SHORT EXERCISE
Retype each line exactly. Skip images.

====== GIVEN ENTRIES ======

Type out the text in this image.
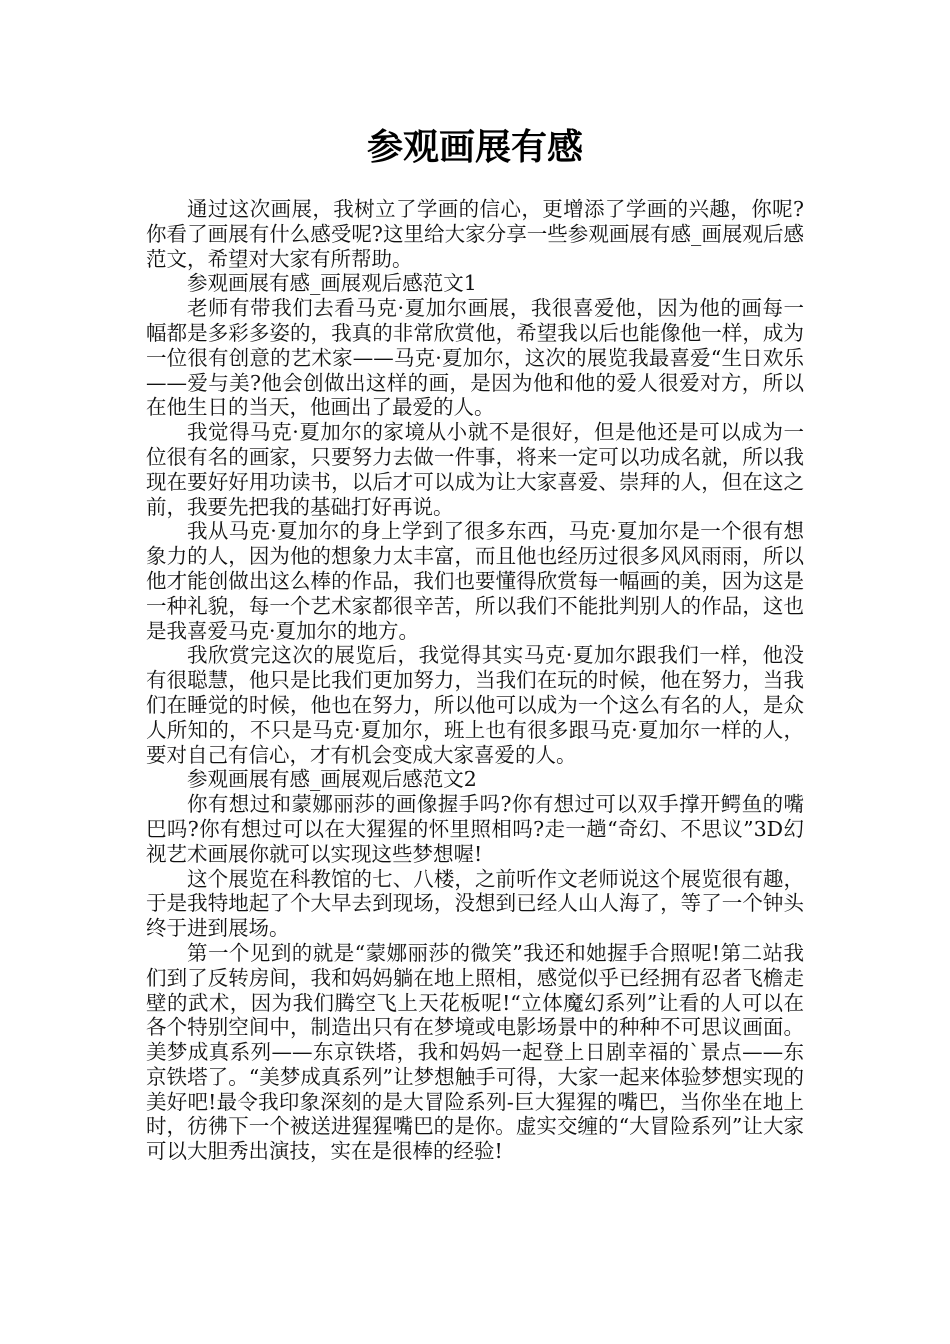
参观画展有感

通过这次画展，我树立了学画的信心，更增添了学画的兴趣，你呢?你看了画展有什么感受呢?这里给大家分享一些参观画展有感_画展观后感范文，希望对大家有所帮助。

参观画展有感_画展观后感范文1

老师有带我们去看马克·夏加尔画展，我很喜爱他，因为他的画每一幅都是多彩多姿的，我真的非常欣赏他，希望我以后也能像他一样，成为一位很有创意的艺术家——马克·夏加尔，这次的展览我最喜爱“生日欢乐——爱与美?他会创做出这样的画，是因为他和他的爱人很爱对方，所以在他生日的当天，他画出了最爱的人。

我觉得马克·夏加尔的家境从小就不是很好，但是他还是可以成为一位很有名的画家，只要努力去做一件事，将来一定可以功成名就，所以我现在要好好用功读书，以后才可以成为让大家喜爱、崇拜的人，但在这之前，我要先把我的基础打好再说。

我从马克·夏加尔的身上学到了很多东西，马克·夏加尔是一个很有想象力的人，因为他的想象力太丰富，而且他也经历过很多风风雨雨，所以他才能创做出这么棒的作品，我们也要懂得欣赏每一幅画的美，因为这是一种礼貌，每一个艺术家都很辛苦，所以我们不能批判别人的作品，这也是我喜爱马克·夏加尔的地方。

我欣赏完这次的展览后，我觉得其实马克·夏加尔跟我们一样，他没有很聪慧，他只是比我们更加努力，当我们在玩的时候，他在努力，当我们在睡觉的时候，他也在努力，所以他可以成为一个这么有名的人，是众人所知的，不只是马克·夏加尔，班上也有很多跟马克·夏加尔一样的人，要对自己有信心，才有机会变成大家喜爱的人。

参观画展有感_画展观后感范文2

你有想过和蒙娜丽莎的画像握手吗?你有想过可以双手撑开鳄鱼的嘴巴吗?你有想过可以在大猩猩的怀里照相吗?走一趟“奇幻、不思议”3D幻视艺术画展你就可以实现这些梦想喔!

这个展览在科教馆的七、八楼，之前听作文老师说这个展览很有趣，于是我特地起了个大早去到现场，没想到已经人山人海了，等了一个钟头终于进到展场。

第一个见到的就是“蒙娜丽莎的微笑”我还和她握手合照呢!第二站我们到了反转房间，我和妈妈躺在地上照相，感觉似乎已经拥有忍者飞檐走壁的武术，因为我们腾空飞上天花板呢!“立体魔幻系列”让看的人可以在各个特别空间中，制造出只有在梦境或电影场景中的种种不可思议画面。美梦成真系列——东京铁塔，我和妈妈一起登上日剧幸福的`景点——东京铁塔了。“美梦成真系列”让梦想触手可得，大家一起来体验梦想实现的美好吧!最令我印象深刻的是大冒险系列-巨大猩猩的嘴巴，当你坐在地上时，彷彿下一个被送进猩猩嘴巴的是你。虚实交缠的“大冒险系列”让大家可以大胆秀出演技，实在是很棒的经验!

======

RESPONSE BELOW
Type out the text in this image.
参观画展有感

通过这次画展，我树立了学画的信心，更增添了学画的兴趣，你呢?你看了画展有什么感受呢?这里给大家分享一些参观画展有感_画展观后感范文，希望对大家有所帮助。

参观画展有感_画展观后感范文1

老师有带我们去看马克·夏加尔画展，我很喜爱他，因为他的画每一幅都是多彩多姿的，我真的非常欣赏他，希望我以后也能像他一样，成为一位很有创意的艺术家——马克·夏加尔，这次的展览我最喜爱“生日欢乐——爱与美?他会创做出这样的画，是因为他和他的爱人很爱对方，所以在他生日的当天，他画出了最爱的人。

我觉得马克·夏加尔的家境从小就不是很好，但是他还是可以成为一位很有名的画家，只要努力去做一件事，将来一定可以功成名就，所以我现在要好好用功读书，以后才可以成为让大家喜爱、崇拜的人，但在这之前，我要先把我的基础打好再说。

我从马克·夏加尔的身上学到了很多东西，马克·夏加尔是一个很有想象力的人，因为他的想象力太丰富，而且他也经历过很多风风雨雨，所以他才能创做出这么棒的作品，我们也要懂得欣赏每一幅画的美，因为这是一种礼貌，每一个艺术家都很辛苦，所以我们不能批判别人的作品，这也是我喜爱马克·夏加尔的地方。

我欣赏完这次的展览后，我觉得其实马克·夏加尔跟我们一样，他没有很聪慧，他只是比我们更加努力，当我们在玩的时候，他在努力，当我们在睡觉的时候，他也在努力，所以他可以成为一个这么有名的人，是众人所知的，不只是马克·夏加尔，班上也有很多跟马克·夏加尔一样的人，要对自己有信心，才有机会变成大家喜爱的人。

参观画展有感_画展观后感范文2

你有想过和蒙娜丽莎的画像握手吗?你有想过可以双手撑开鳄鱼的嘴巴吗?你有想过可以在大猩猩的怀里照相吗?走一趟“奇幻、不思议”3D幻视艺术画展你就可以实现这些梦想喔!

这个展览在科教馆的七、八楼，之前听作文老师说这个展览很有趣，于是我特地起了个大早去到现场，没想到已经人山人海了，等了一个钟头终于进到展场。

第一个见到的就是“蒙娜丽莎的微笑”我还和她握手合照呢!第二站我们到了反转房间，我和妈妈躺在地上照相，感觉似乎已经拥有忍者飞檐走壁的武术，因为我们腾空飞上天花板呢!“立体魔幻系列”让看的人可以在各个特别空间中，制造出只有在梦境或电影场景中的种种不可思议画面。美梦成真系列——东京铁塔，我和妈妈一起登上日剧幸福的`景点——东京铁塔了。“美梦成真系列”让梦想触手可得，大家一起来体验梦想实现的美好吧!最令我印象深刻的是大冒险系列-巨大猩猩的嘴巴，当你坐在地上时，彷彿下一个被送进猩猩嘴巴的是你。虚实交缠的“大冒险系列”让大家可以大胆秀出演技，实在是很棒的经验!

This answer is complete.